Repeat, exactly and completely, the material that follows. Omit the pictures.

****************

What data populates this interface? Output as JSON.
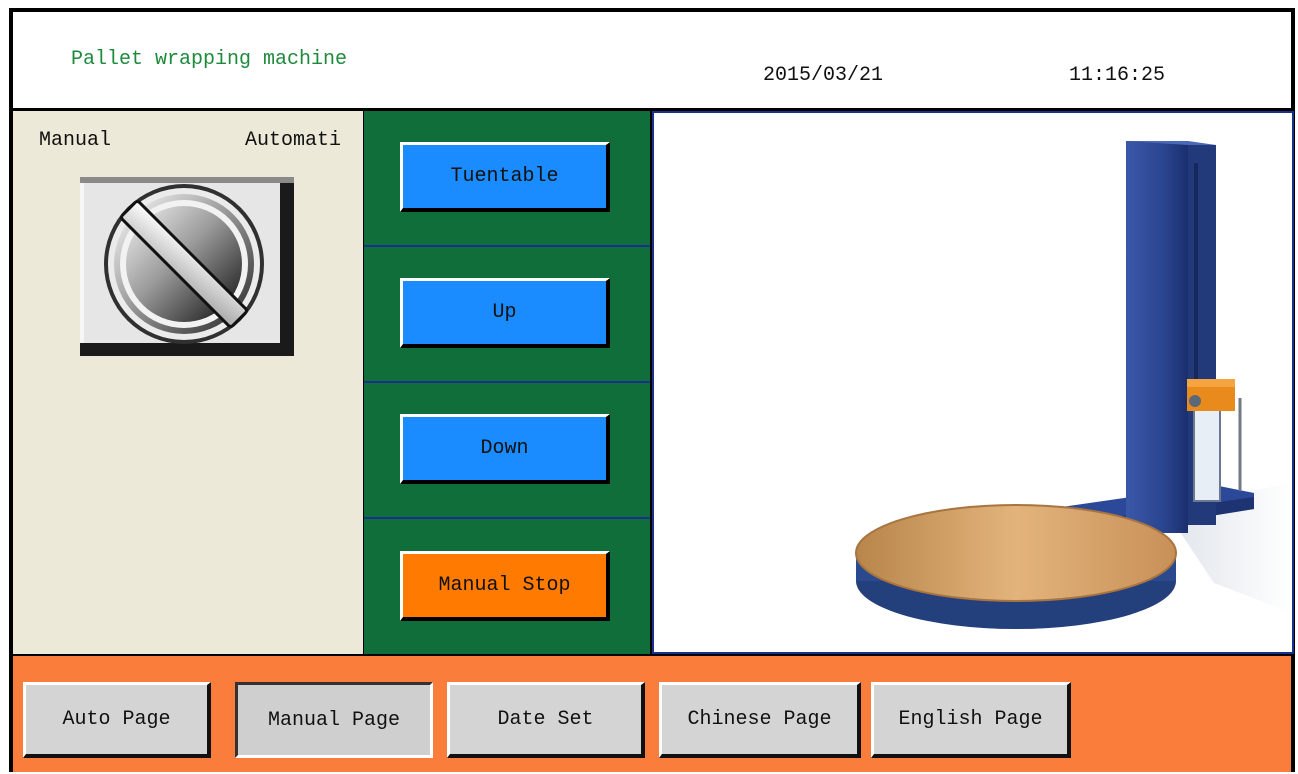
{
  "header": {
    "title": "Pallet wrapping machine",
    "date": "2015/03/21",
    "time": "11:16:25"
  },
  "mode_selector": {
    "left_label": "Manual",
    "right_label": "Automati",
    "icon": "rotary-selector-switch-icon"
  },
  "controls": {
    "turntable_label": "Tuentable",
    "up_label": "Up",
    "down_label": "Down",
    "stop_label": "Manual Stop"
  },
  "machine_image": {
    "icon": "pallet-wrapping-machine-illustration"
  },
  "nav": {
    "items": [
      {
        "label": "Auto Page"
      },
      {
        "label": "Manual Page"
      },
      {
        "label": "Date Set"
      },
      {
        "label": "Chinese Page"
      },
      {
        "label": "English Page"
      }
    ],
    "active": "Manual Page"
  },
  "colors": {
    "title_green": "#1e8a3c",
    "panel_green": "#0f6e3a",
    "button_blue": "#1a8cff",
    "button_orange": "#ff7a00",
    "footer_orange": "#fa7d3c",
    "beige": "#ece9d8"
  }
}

****************

■ OUTPUT FOR THIS EXERCISE ■
What data populates this interface? Output as JSON.
{
  "header": {
    "title": "Pallet wrapping machine",
    "date": "2015/03/21",
    "time": "11:16:25"
  },
  "mode_selector": {
    "left_label": "Manual",
    "right_label": "Automati",
    "icon": "rotary-selector-switch-icon"
  },
  "controls": {
    "turntable_label": "Tuentable",
    "up_label": "Up",
    "down_label": "Down",
    "stop_label": "Manual Stop"
  },
  "machine_image": {
    "icon": "pallet-wrapping-machine-illustration"
  },
  "nav": {
    "items": [
      {
        "label": "Auto Page"
      },
      {
        "label": "Manual Page"
      },
      {
        "label": "Date Set"
      },
      {
        "label": "Chinese Page"
      },
      {
        "label": "English Page"
      }
    ],
    "active": "Manual Page"
  },
  "colors": {
    "title_green": "#1e8a3c",
    "panel_green": "#0f6e3a",
    "button_blue": "#1a8cff",
    "button_orange": "#ff7a00",
    "footer_orange": "#fa7d3c",
    "beige": "#ece9d8"
  }
}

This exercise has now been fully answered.